TASK GOAL:
Set down each line of the data below exactly as it stands, dropping the pictures.

━━━━━━

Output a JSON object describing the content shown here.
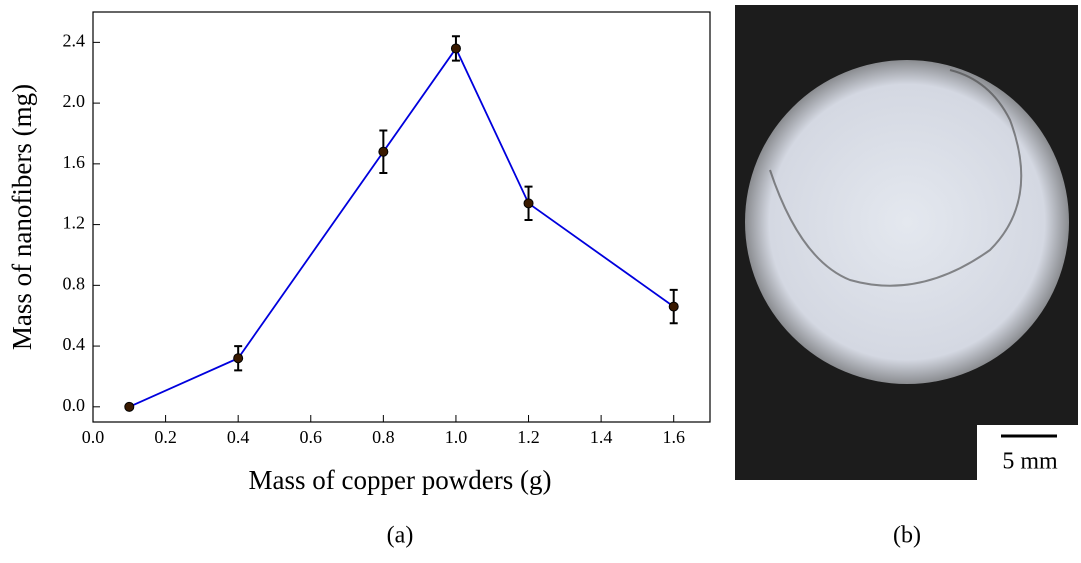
{
  "chart_data": {
    "type": "line",
    "x_label": "Mass of copper powders (g)",
    "y_label": "Mass of nanofibers (mg)",
    "caption": "(a)",
    "x": [
      0.1,
      0.4,
      0.8,
      1.0,
      1.2,
      1.6
    ],
    "series": [
      {
        "color": "#0000dd",
        "marker_color": "#3a1a00",
        "values": [
          0,
          0.32,
          1.68,
          2.36,
          1.34,
          0.66
        ],
        "errors": [
          0,
          0.08,
          0.14,
          0.08,
          0.11,
          0.11
        ]
      }
    ],
    "xlim": [
      0,
      1.7
    ],
    "ylim": [
      -0.1,
      2.6
    ],
    "xticks": [
      {
        "value": 0,
        "label": "0.0"
      },
      {
        "value": 0.2,
        "label": "0.2"
      },
      {
        "value": 0.4,
        "label": "0.4"
      },
      {
        "value": 0.6,
        "label": "0.6"
      },
      {
        "value": 0.8,
        "label": "0.8"
      },
      {
        "value": 1,
        "label": "1.0"
      },
      {
        "value": 1.2,
        "label": "1.2"
      },
      {
        "value": 1.4,
        "label": "1.4"
      },
      {
        "value": 1.6,
        "label": "1.6"
      }
    ],
    "yticks": [
      {
        "value": 0,
        "label": "0.0"
      },
      0.4,
      0.8,
      1.2,
      1.6,
      {
        "value": 2,
        "label": "2.0"
      },
      2.4
    ]
  },
  "photo": {
    "scale_label": "5 mm",
    "caption": "(b)"
  }
}
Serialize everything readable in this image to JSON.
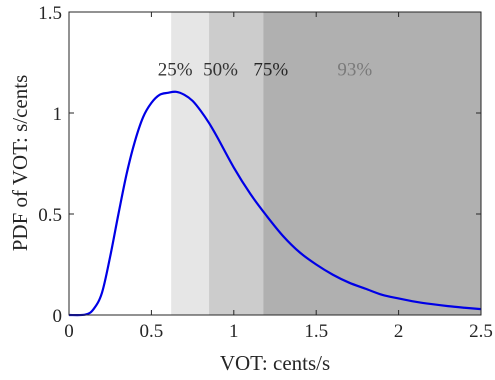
{
  "chart_data": {
    "type": "line",
    "title": "",
    "xlabel": "VOT: cents/s",
    "ylabel": "PDF of VOT: s/cents",
    "xlim": [
      0,
      2.5
    ],
    "ylim": [
      0,
      1.5
    ],
    "xticks": [
      0,
      0.5,
      1,
      1.5,
      2,
      2.5
    ],
    "xtick_labels": [
      "0",
      "0.5",
      "1",
      "1.5",
      "2",
      "2.5"
    ],
    "yticks": [
      0,
      0.5,
      1,
      1.5
    ],
    "ytick_labels": [
      "0",
      "0.5",
      "1",
      "1.5"
    ],
    "grid": false,
    "series": [
      {
        "color": "#0000e6",
        "x": [
          0,
          0.1,
          0.15,
          0.2,
          0.25,
          0.3,
          0.35,
          0.4,
          0.45,
          0.5,
          0.55,
          0.6,
          0.65,
          0.7,
          0.75,
          0.8,
          0.85,
          0.9,
          1.0,
          1.1,
          1.2,
          1.3,
          1.4,
          1.5,
          1.6,
          1.7,
          1.8,
          1.9,
          2.0,
          2.1,
          2.2,
          2.3,
          2.4,
          2.5
        ],
        "y": [
          0,
          0.002,
          0.03,
          0.11,
          0.29,
          0.5,
          0.7,
          0.86,
          0.98,
          1.05,
          1.09,
          1.1,
          1.105,
          1.09,
          1.06,
          1.01,
          0.95,
          0.88,
          0.73,
          0.6,
          0.49,
          0.39,
          0.31,
          0.25,
          0.2,
          0.16,
          0.13,
          0.1,
          0.082,
          0.066,
          0.054,
          0.044,
          0.036,
          0.029
        ]
      }
    ],
    "shaded_regions": [
      {
        "label": "25%",
        "x0": 0.62,
        "x1": 2.5,
        "color": "#e6e6e6",
        "label_x": 0.62,
        "label_color": "#333333"
      },
      {
        "label": "50%",
        "x0": 0.85,
        "x1": 2.5,
        "color": "#cccccc",
        "label_x": 0.895,
        "label_color": "#333333"
      },
      {
        "label": "75%",
        "x0": 1.18,
        "x1": 2.5,
        "color": "#b0b0b0",
        "label_x": 1.2,
        "label_color": "#262626"
      },
      {
        "label": "93%",
        "x0": 1.18,
        "x1": 2.5,
        "color": "#b0b0b0",
        "label_x": 1.71,
        "label_color": "#7a7a7a"
      }
    ],
    "band_label_y": 1.22
  }
}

━━━━━━

EXERCISE SOLUTION:
Output a JSON object describing the content shown here.
{
  "chart_data": {
    "type": "line",
    "x_label": "Mass of copper powders (g)",
    "y_label": "Mass of nanofibers (mg)",
    "caption": "(a)",
    "x": [
      0.1,
      0.4,
      0.8,
      1.0,
      1.2,
      1.6
    ],
    "series": [
      {
        "color": "#0000dd",
        "marker_color": "#3a1a00",
        "values": [
          0,
          0.32,
          1.68,
          2.36,
          1.34,
          0.66
        ],
        "errors": [
          0,
          0.08,
          0.14,
          0.08,
          0.11,
          0.11
        ]
      }
    ],
    "xlim": [
      0,
      1.7
    ],
    "ylim": [
      -0.1,
      2.6
    ],
    "xticks": [
      {
        "value": 0,
        "label": "0.0"
      },
      {
        "value": 0.2,
        "label": "0.2"
      },
      {
        "value": 0.4,
        "label": "0.4"
      },
      {
        "value": 0.6,
        "label": "0.6"
      },
      {
        "value": 0.8,
        "label": "0.8"
      },
      {
        "value": 1,
        "label": "1.0"
      },
      {
        "value": 1.2,
        "label": "1.2"
      },
      {
        "value": 1.4,
        "label": "1.4"
      },
      {
        "value": 1.6,
        "label": "1.6"
      }
    ],
    "yticks": [
      {
        "value": 0,
        "label": "0.0"
      },
      0.4,
      0.8,
      1.2,
      1.6,
      {
        "value": 2,
        "label": "2.0"
      },
      2.4
    ]
  },
  "photo": {
    "scale_label": "5 mm",
    "caption": "(b)"
  }
}
Serialize everything readable in this image to JSON.
{
  "chart_data": {
    "type": "line",
    "title": "",
    "xlabel": "VOT: cents/s",
    "ylabel": "PDF of VOT: s/cents",
    "xlim": [
      0,
      2.5
    ],
    "ylim": [
      0,
      1.5
    ],
    "xticks": [
      0,
      0.5,
      1,
      1.5,
      2,
      2.5
    ],
    "xtick_labels": [
      "0",
      "0.5",
      "1",
      "1.5",
      "2",
      "2.5"
    ],
    "yticks": [
      0,
      0.5,
      1,
      1.5
    ],
    "ytick_labels": [
      "0",
      "0.5",
      "1",
      "1.5"
    ],
    "grid": false,
    "series": [
      {
        "color": "#0000e6",
        "x": [
          0,
          0.1,
          0.15,
          0.2,
          0.25,
          0.3,
          0.35,
          0.4,
          0.45,
          0.5,
          0.55,
          0.6,
          0.65,
          0.7,
          0.75,
          0.8,
          0.85,
          0.9,
          1.0,
          1.1,
          1.2,
          1.3,
          1.4,
          1.5,
          1.6,
          1.7,
          1.8,
          1.9,
          2.0,
          2.1,
          2.2,
          2.3,
          2.4,
          2.5
        ],
        "y": [
          0,
          0.002,
          0.03,
          0.11,
          0.29,
          0.5,
          0.7,
          0.86,
          0.98,
          1.05,
          1.09,
          1.1,
          1.105,
          1.09,
          1.06,
          1.01,
          0.95,
          0.88,
          0.73,
          0.6,
          0.49,
          0.39,
          0.31,
          0.25,
          0.2,
          0.16,
          0.13,
          0.1,
          0.082,
          0.066,
          0.054,
          0.044,
          0.036,
          0.029
        ]
      }
    ],
    "shaded_regions": [
      {
        "label": "25%",
        "x0": 0.62,
        "x1": 2.5,
        "color": "#e6e6e6",
        "label_x": 0.62,
        "label_color": "#333333"
      },
      {
        "label": "50%",
        "x0": 0.85,
        "x1": 2.5,
        "color": "#cccccc",
        "label_x": 0.895,
        "label_color": "#333333"
      },
      {
        "label": "75%",
        "x0": 1.18,
        "x1": 2.5,
        "color": "#b0b0b0",
        "label_x": 1.2,
        "label_color": "#262626"
      },
      {
        "label": "93%",
        "x0": 1.18,
        "x1": 2.5,
        "color": "#b0b0b0",
        "label_x": 1.71,
        "label_color": "#7a7a7a"
      }
    ],
    "band_label_y": 1.22
  }
}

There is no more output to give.